-- START Records for processing --

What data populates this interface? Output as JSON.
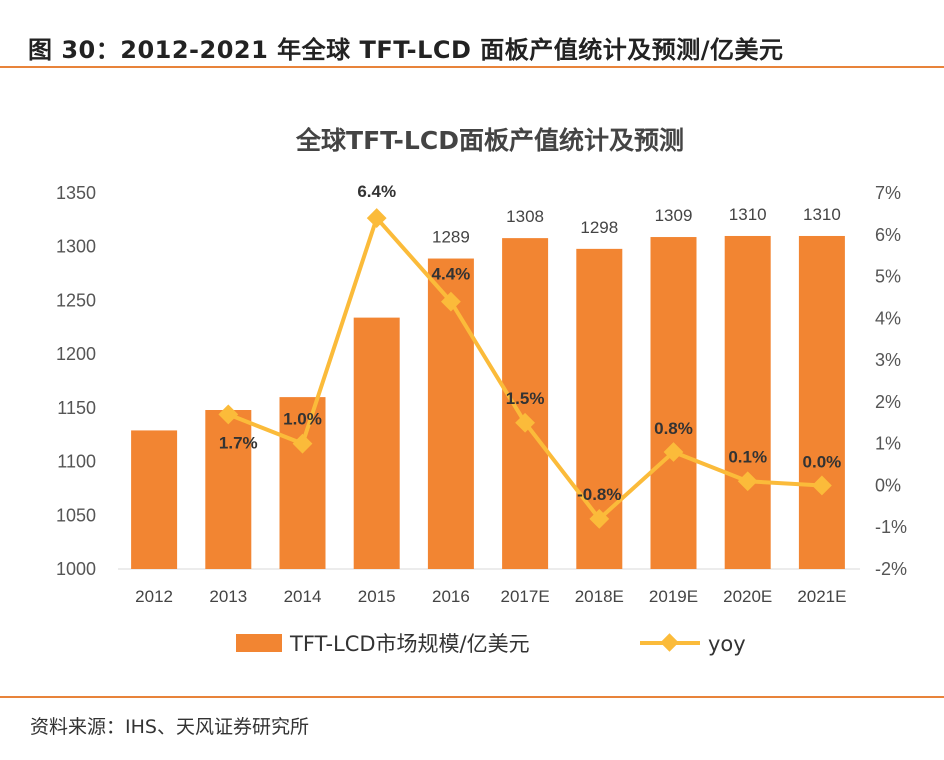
{
  "figure_title": "图 30：2012-2021 年全球 TFT-LCD 面板产值统计及预测/亿美元",
  "source": "资料来源：IHS、天风证券研究所",
  "colors": {
    "bar": "#F28532",
    "line": "#FBBB3A",
    "rule": "#E8833A"
  },
  "chart_data": {
    "type": "bar+line",
    "title": "全球TFT-LCD面板产值统计及预测",
    "categories": [
      "2012",
      "2013",
      "2014",
      "2015",
      "2016",
      "2017E",
      "2018E",
      "2019E",
      "2020E",
      "2021E"
    ],
    "series": [
      {
        "name": "TFT-LCD市场规模/亿美元",
        "type": "bar",
        "axis": "left",
        "values": [
          1129,
          1148,
          1160,
          1234,
          1289,
          1308,
          1298,
          1309,
          1310,
          1310
        ],
        "data_labels": [
          "",
          "",
          "",
          "",
          "1289",
          "1308",
          "1298",
          "1309",
          "1310",
          "1310"
        ]
      },
      {
        "name": "yoy",
        "type": "line",
        "axis": "right",
        "values": [
          null,
          1.7,
          1.0,
          6.4,
          4.4,
          1.5,
          -0.8,
          0.8,
          0.1,
          0.0
        ],
        "data_labels": [
          "",
          "1.7%",
          "1.0%",
          "6.4%",
          "4.4%",
          "1.5%",
          "-0.8%",
          "0.8%",
          "0.1%",
          "0.0%"
        ]
      }
    ],
    "left_axis": {
      "ylim": [
        1000,
        1350
      ],
      "ticks": [
        "1000",
        "1050",
        "1100",
        "1150",
        "1200",
        "1250",
        "1300",
        "1350"
      ]
    },
    "right_axis": {
      "ylim": [
        -2,
        7
      ],
      "ticks": [
        "-2%",
        "-1%",
        "0%",
        "1%",
        "2%",
        "3%",
        "4%",
        "5%",
        "6%",
        "7%"
      ]
    },
    "grid": false,
    "legend_position": "bottom"
  }
}
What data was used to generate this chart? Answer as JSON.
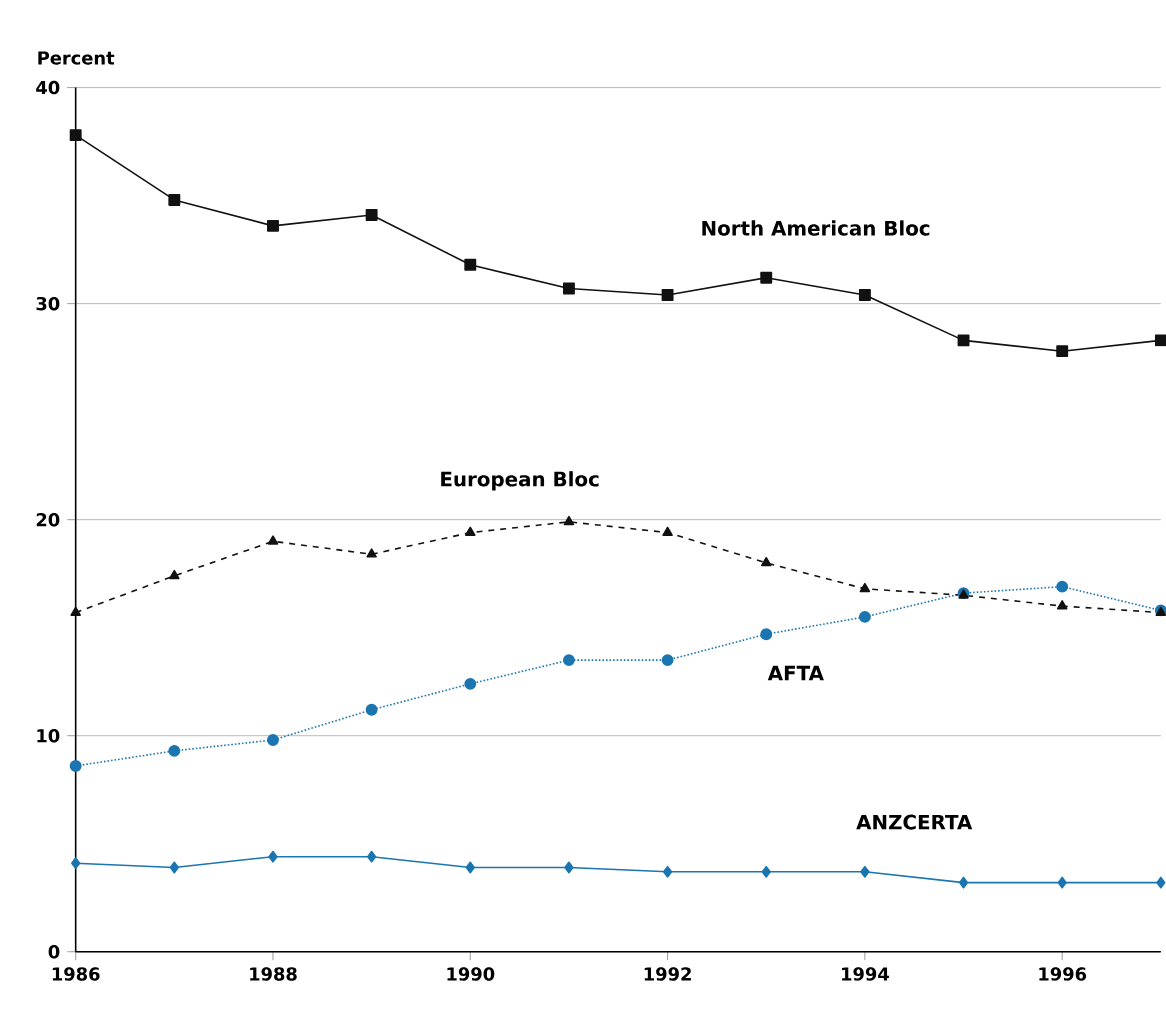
{
  "chart_data": {
    "type": "line",
    "ylabel": "Percent",
    "x": [
      1986,
      1987,
      1988,
      1989,
      1990,
      1991,
      1992,
      1993,
      1994,
      1995,
      1996,
      1997
    ],
    "xlim": [
      1986,
      1997
    ],
    "xticks": [
      1986,
      1988,
      1990,
      1992,
      1994,
      1996
    ],
    "ylim": [
      0,
      40
    ],
    "yticks": [
      0,
      10,
      20,
      30,
      40
    ],
    "grid": "y",
    "legend": false,
    "series": [
      {
        "name": "North American Bloc",
        "color": "#111111",
        "marker": "square",
        "line_style": "solid",
        "values": [
          37.8,
          34.8,
          33.6,
          34.1,
          31.8,
          30.7,
          30.4,
          31.2,
          30.4,
          28.3,
          27.8,
          28.3
        ]
      },
      {
        "name": "European Bloc",
        "color": "#111111",
        "marker": "triangle",
        "line_style": "dashed",
        "values": [
          15.7,
          17.4,
          19.0,
          18.4,
          19.4,
          19.9,
          19.4,
          18.0,
          16.8,
          16.5,
          16.0,
          15.7
        ]
      },
      {
        "name": "AFTA",
        "color": "#1a75b0",
        "marker": "circle",
        "line_style": "dotted",
        "values": [
          8.6,
          9.3,
          9.8,
          11.2,
          12.4,
          13.5,
          13.5,
          14.7,
          15.5,
          16.6,
          16.9,
          15.8
        ]
      },
      {
        "name": "ANZCERTA",
        "color": "#1a75b0",
        "marker": "diamond",
        "line_style": "solid",
        "values": [
          4.1,
          3.9,
          4.4,
          4.4,
          3.9,
          3.9,
          3.7,
          3.7,
          3.7,
          3.2,
          3.2,
          3.2
        ]
      }
    ]
  }
}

-- END Records for processing --

**Directions for this task:** Across the entries, how many lines contain "JSON"? Reply with the number only.

**The reply:** 2